_Problem statement_
Return, word for word, every line that follows.

_Data for processing_
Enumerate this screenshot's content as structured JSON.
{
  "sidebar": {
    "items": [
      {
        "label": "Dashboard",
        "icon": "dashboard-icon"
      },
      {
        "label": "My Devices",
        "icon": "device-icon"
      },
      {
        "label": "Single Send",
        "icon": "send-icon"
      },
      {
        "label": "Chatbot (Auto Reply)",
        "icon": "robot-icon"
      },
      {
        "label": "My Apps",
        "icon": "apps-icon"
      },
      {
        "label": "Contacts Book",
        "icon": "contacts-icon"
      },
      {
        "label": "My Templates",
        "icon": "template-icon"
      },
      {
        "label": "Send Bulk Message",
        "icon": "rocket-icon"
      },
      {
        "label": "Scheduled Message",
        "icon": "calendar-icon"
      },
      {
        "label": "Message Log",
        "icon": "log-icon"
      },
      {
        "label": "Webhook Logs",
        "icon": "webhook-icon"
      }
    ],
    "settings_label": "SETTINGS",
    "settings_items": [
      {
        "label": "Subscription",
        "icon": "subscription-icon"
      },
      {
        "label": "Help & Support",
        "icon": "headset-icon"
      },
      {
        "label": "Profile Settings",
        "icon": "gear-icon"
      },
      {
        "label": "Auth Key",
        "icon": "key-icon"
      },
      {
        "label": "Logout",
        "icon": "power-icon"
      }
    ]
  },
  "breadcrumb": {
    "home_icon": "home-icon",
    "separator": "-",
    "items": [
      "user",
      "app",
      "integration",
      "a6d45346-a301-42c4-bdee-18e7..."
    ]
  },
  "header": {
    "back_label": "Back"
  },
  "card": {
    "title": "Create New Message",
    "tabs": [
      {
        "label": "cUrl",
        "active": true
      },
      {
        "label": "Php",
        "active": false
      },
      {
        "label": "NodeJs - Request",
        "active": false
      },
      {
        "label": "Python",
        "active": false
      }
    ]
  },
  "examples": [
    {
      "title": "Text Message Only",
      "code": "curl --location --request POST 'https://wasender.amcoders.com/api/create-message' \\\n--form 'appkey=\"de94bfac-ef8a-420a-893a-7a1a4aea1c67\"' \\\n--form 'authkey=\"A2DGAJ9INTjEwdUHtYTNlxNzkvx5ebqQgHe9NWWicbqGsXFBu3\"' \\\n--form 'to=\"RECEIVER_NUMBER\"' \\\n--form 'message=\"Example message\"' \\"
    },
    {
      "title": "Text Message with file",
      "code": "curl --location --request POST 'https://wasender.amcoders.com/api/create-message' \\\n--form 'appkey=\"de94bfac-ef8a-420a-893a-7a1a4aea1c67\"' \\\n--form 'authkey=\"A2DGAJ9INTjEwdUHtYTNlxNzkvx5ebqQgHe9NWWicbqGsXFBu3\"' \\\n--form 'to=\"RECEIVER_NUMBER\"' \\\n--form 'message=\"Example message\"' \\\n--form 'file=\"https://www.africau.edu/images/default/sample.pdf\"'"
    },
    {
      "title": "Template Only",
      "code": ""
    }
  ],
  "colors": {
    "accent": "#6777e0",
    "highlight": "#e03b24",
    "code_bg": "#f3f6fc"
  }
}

_Result of this task_
Enumerate this screenshot's content as structured JSON.
{
  "sidebar": {
    "items": [
      {
        "label": "Dashboard",
        "icon": "dashboard-icon"
      },
      {
        "label": "My Devices",
        "icon": "device-icon"
      },
      {
        "label": "Single Send",
        "icon": "send-icon"
      },
      {
        "label": "Chatbot (Auto Reply)",
        "icon": "robot-icon"
      },
      {
        "label": "My Apps",
        "icon": "apps-icon"
      },
      {
        "label": "Contacts Book",
        "icon": "contacts-icon"
      },
      {
        "label": "My Templates",
        "icon": "template-icon"
      },
      {
        "label": "Send Bulk Message",
        "icon": "rocket-icon"
      },
      {
        "label": "Scheduled Message",
        "icon": "calendar-icon"
      },
      {
        "label": "Message Log",
        "icon": "log-icon"
      },
      {
        "label": "Webhook Logs",
        "icon": "webhook-icon"
      }
    ],
    "settings_label": "SETTINGS",
    "settings_items": [
      {
        "label": "Subscription",
        "icon": "subscription-icon"
      },
      {
        "label": "Help & Support",
        "icon": "headset-icon"
      },
      {
        "label": "Profile Settings",
        "icon": "gear-icon"
      },
      {
        "label": "Auth Key",
        "icon": "key-icon"
      },
      {
        "label": "Logout",
        "icon": "power-icon"
      }
    ]
  },
  "breadcrumb": {
    "home_icon": "home-icon",
    "separator": "-",
    "items": [
      "user",
      "app",
      "integration",
      "a6d45346-a301-42c4-bdee-18e7..."
    ]
  },
  "header": {
    "back_label": "Back"
  },
  "card": {
    "title": "Create New Message",
    "tabs": [
      {
        "label": "cUrl",
        "active": true
      },
      {
        "label": "Php",
        "active": false
      },
      {
        "label": "NodeJs - Request",
        "active": false
      },
      {
        "label": "Python",
        "active": false
      }
    ]
  },
  "examples": [
    {
      "title": "Text Message Only",
      "code": "curl --location --request POST 'https://wasender.amcoders.com/api/create-message' \\\n--form 'appkey=\"de94bfac-ef8a-420a-893a-7a1a4aea1c67\"' \\\n--form 'authkey=\"A2DGAJ9INTjEwdUHtYTNlxNzkvx5ebqQgHe9NWWicbqGsXFBu3\"' \\\n--form 'to=\"RECEIVER_NUMBER\"' \\\n--form 'message=\"Example message\"' \\"
    },
    {
      "title": "Text Message with file",
      "code": "curl --location --request POST 'https://wasender.amcoders.com/api/create-message' \\\n--form 'appkey=\"de94bfac-ef8a-420a-893a-7a1a4aea1c67\"' \\\n--form 'authkey=\"A2DGAJ9INTjEwdUHtYTNlxNzkvx5ebqQgHe9NWWicbqGsXFBu3\"' \\\n--form 'to=\"RECEIVER_NUMBER\"' \\\n--form 'message=\"Example message\"' \\\n--form 'file=\"https://www.africau.edu/images/default/sample.pdf\"'"
    },
    {
      "title": "Template Only",
      "code": ""
    }
  ],
  "colors": {
    "accent": "#6777e0",
    "highlight": "#e03b24",
    "code_bg": "#f3f6fc"
  }
}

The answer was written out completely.